→ Request: Can the data below be set down again exactly, line for line?

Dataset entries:
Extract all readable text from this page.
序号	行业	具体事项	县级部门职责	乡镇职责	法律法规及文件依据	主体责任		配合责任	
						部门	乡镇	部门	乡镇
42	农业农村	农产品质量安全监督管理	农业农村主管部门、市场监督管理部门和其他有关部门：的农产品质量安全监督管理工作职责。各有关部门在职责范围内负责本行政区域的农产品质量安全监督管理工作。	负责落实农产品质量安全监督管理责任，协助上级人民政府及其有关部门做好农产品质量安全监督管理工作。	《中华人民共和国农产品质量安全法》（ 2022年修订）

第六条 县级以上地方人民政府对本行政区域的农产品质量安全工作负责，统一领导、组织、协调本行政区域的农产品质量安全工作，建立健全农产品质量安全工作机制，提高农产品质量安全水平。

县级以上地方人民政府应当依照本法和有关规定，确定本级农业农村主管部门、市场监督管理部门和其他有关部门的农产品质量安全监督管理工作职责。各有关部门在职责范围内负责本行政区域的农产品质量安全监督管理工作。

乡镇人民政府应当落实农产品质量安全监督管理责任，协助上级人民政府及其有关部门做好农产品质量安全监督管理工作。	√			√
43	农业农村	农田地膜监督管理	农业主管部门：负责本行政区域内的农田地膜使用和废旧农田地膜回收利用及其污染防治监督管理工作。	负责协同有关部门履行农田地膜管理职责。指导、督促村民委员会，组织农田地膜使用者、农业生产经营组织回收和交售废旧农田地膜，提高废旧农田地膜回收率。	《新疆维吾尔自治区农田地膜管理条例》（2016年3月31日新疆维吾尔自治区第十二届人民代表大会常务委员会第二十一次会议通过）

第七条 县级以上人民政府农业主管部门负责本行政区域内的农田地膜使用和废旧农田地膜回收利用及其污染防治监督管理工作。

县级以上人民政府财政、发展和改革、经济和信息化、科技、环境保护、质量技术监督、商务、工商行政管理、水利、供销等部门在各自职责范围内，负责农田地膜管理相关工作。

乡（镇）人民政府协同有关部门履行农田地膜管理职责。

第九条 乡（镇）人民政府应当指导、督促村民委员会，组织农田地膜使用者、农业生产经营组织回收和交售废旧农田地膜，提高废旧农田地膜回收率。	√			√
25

→ Solution for this task:
Extract all readable text from this page.
序号	行业	具体事项	县级部门职责	乡镇职责	法律法规及文件依据	主体责任		配合责任	
						部门	乡镇	部门	乡镇
42	农业农村	农产品质量安全监督管理	农业农村主管部门、市场监督管理部门和其他有关部门：的农产品质量安全监督管理工作职责。各有关部门在职责范围内负责本行政区域的农产品质量安全监督管理工作。	负责落实农产品质量安全监督管理责任，协助上级人民政府及其有关部门做好农产品质量安全监督管理工作。	《中华人民共和国农产品质量安全法》（ 2022年修订）

第六条 县级以上地方人民政府对本行政区域的农产品质量安全工作负责，统一领导、组织、协调本行政区域的农产品质量安全工作，建立健全农产品质量安全工作机制，提高农产品质量安全水平。

县级以上地方人民政府应当依照本法和有关规定，确定本级农业农村主管部门、市场监督管理部门和其他有关部门的农产品质量安全监督管理工作职责。各有关部门在职责范围内负责本行政区域的农产品质量安全监督管理工作。

乡镇人民政府应当落实农产品质量安全监督管理责任，协助上级人民政府及其有关部门做好农产品质量安全监督管理工作。	√			√
43	农业农村	农田地膜监督管理	农业主管部门：负责本行政区域内的农田地膜使用和废旧农田地膜回收利用及其污染防治监督管理工作。	负责协同有关部门履行农田地膜管理职责。指导、督促村民委员会，组织农田地膜使用者、农业生产经营组织回收和交售废旧农田地膜，提高废旧农田地膜回收率。	《新疆维吾尔自治区农田地膜管理条例》（2016年3月31日新疆维吾尔自治区第十二届人民代表大会常务委员会第二十一次会议通过）

第七条 县级以上人民政府农业主管部门负责本行政区域内的农田地膜使用和废旧农田地膜回收利用及其污染防治监督管理工作。

县级以上人民政府财政、发展和改革、经济和信息化、科技、环境保护、质量技术监督、商务、工商行政管理、水利、供销等部门在各自职责范围内，负责农田地膜管理相关工作。

乡（镇）人民政府协同有关部门履行农田地膜管理职责。

第九条 乡（镇）人民政府应当指导、督促村民委员会，组织农田地膜使用者、农业生产经营组织回收和交售废旧农田地膜，提高废旧农田地膜回收率。	√			√
25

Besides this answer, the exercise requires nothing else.